[Dataset records]
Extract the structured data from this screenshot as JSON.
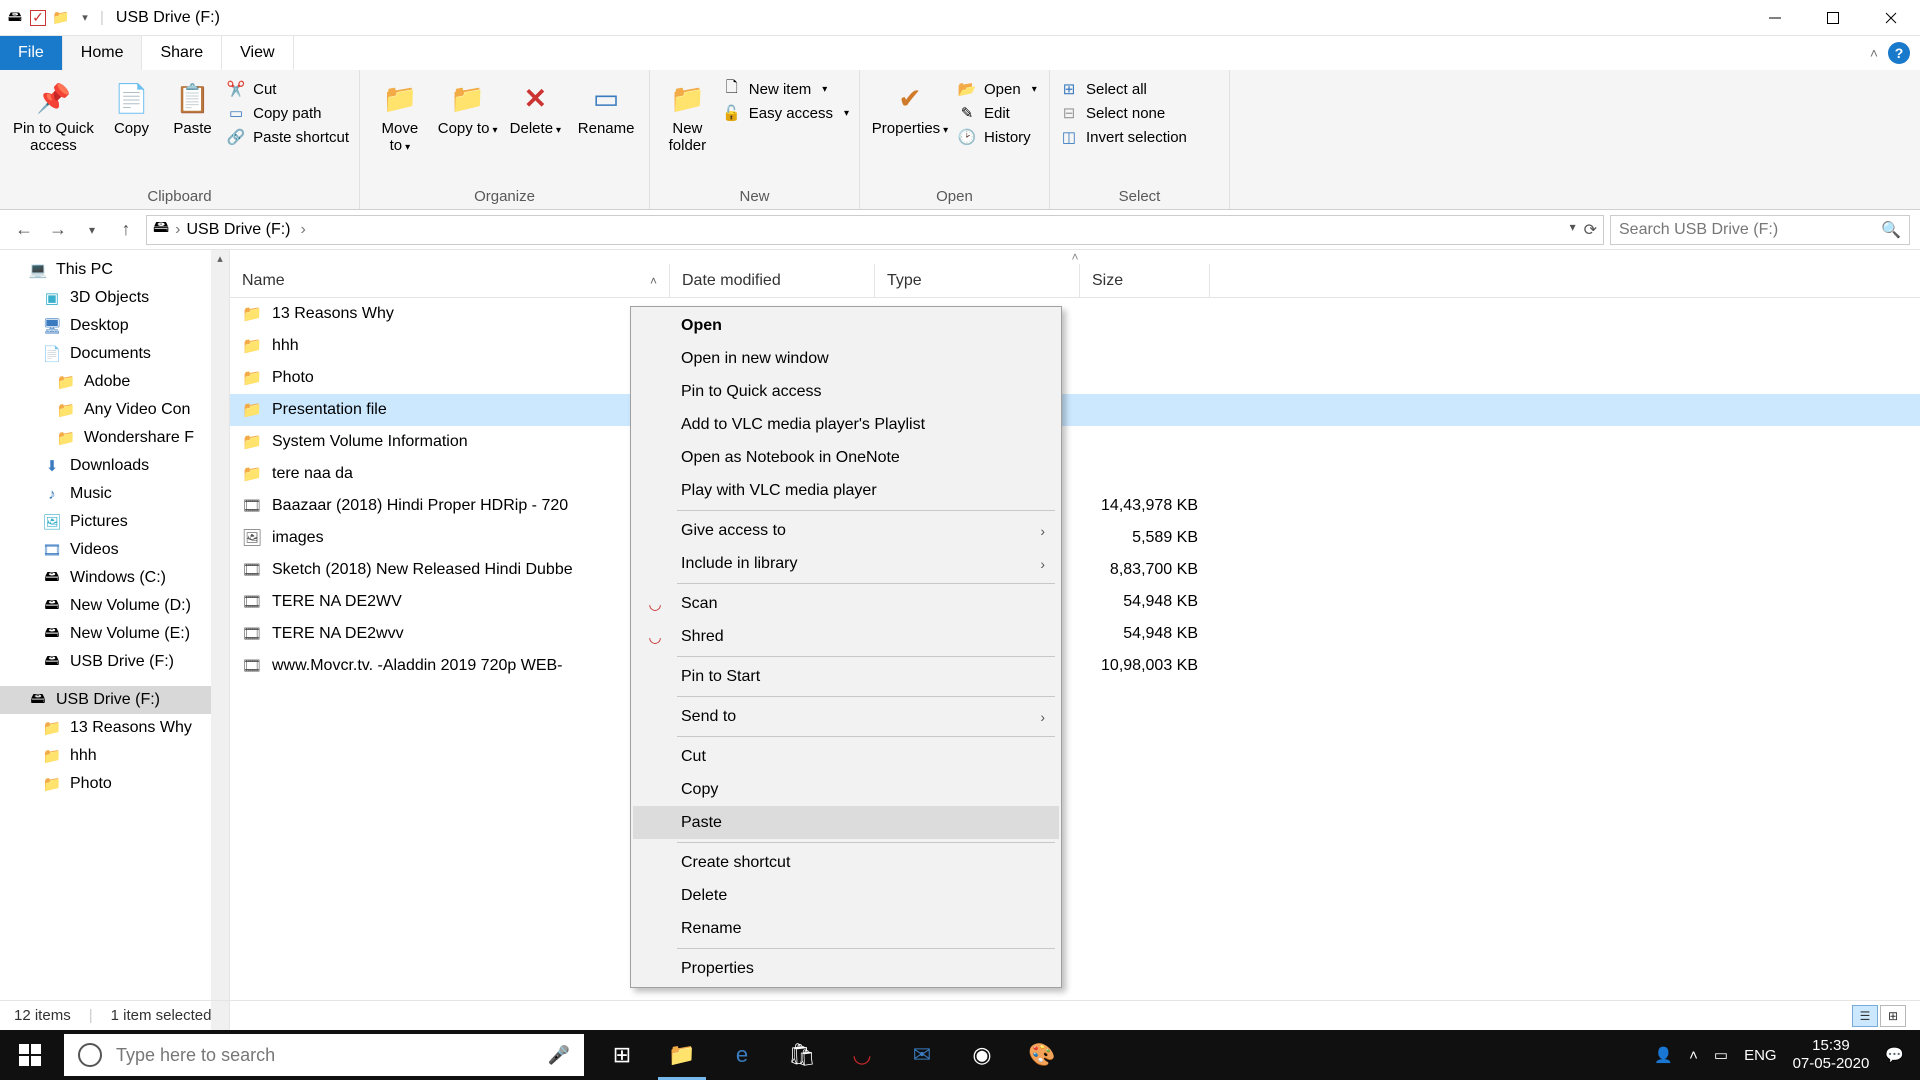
{
  "window": {
    "title": "USB Drive (F:)"
  },
  "tabs": {
    "file": "File",
    "home": "Home",
    "share": "Share",
    "view": "View"
  },
  "ribbon": {
    "clipboard": {
      "label": "Clipboard",
      "pin": "Pin to Quick access",
      "copy": "Copy",
      "paste": "Paste",
      "cut": "Cut",
      "copy_path": "Copy path",
      "paste_shortcut": "Paste shortcut"
    },
    "organize": {
      "label": "Organize",
      "move_to": "Move to",
      "copy_to": "Copy to",
      "delete": "Delete",
      "rename": "Rename"
    },
    "new": {
      "label": "New",
      "new_folder": "New folder",
      "new_item": "New item",
      "easy_access": "Easy access"
    },
    "open": {
      "label": "Open",
      "properties": "Properties",
      "open": "Open",
      "edit": "Edit",
      "history": "History"
    },
    "select": {
      "label": "Select",
      "select_all": "Select all",
      "select_none": "Select none",
      "invert": "Invert selection"
    }
  },
  "address": {
    "location": "USB Drive (F:)"
  },
  "search": {
    "placeholder": "Search USB Drive (F:)"
  },
  "columns": {
    "name": "Name",
    "date": "Date modified",
    "type": "Type",
    "size": "Size"
  },
  "sidebar": {
    "this_pc": "This PC",
    "objects3d": "3D Objects",
    "desktop": "Desktop",
    "documents": "Documents",
    "adobe": "Adobe",
    "anyvideo": "Any Video Con",
    "wondershare": "Wondershare F",
    "downloads": "Downloads",
    "music": "Music",
    "pictures": "Pictures",
    "videos": "Videos",
    "windows_c": "Windows (C:)",
    "volume_d": "New Volume (D:)",
    "volume_e": "New Volume (E:)",
    "usb_f": "USB Drive (F:)",
    "usb_f2": "USB Drive (F:)",
    "r13": "13 Reasons Why",
    "hhh": "hhh",
    "photo": "Photo"
  },
  "files": [
    {
      "name": "13 Reasons Why",
      "icon": "folder",
      "size": ""
    },
    {
      "name": "hhh",
      "icon": "folder",
      "size": ""
    },
    {
      "name": "Photo",
      "icon": "folder",
      "size": ""
    },
    {
      "name": "Presentation file",
      "icon": "folder",
      "size": "",
      "selected": true
    },
    {
      "name": "System Volume Information",
      "icon": "folder",
      "size": ""
    },
    {
      "name": "tere naa da",
      "icon": "folder",
      "size": ""
    },
    {
      "name": "Baazaar (2018) Hindi Proper HDRip - 720",
      "icon": "video",
      "size": "14,43,978 KB"
    },
    {
      "name": "images",
      "icon": "image",
      "size": "5,589 KB"
    },
    {
      "name": "Sketch (2018) New Released Hindi Dubbe",
      "icon": "video",
      "size": "8,83,700 KB"
    },
    {
      "name": "TERE NA DE2WV",
      "icon": "video",
      "size": "54,948 KB"
    },
    {
      "name": "TERE NA DE2wvv",
      "icon": "video",
      "size": "54,948 KB"
    },
    {
      "name": "www.Movcr.tv. -Aladdin 2019 720p WEB-",
      "icon": "video",
      "size": "10,98,003 KB"
    }
  ],
  "context_menu": {
    "open": "Open",
    "open_new": "Open in new window",
    "pin_quick": "Pin to Quick access",
    "vlc_playlist": "Add to VLC media player's Playlist",
    "onenote": "Open as Notebook in OneNote",
    "vlc_play": "Play with VLC media player",
    "give_access": "Give access to",
    "include_lib": "Include in library",
    "scan": "Scan",
    "shred": "Shred",
    "pin_start": "Pin to Start",
    "send_to": "Send to",
    "cut": "Cut",
    "copy": "Copy",
    "paste": "Paste",
    "create_shortcut": "Create shortcut",
    "delete": "Delete",
    "rename": "Rename",
    "properties": "Properties"
  },
  "status": {
    "items": "12 items",
    "selected": "1 item selected"
  },
  "taskbar": {
    "search_placeholder": "Type here to search",
    "lang": "ENG",
    "time": "15:39",
    "date": "07-05-2020"
  }
}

### Given problem:
Pull out every line in the material above where "Volume" occurs.

### Task response:
    "volume_d": "New Volume (D:)",
    "volume_e": "New Volume (E:)",
      "name": "System Volume Information",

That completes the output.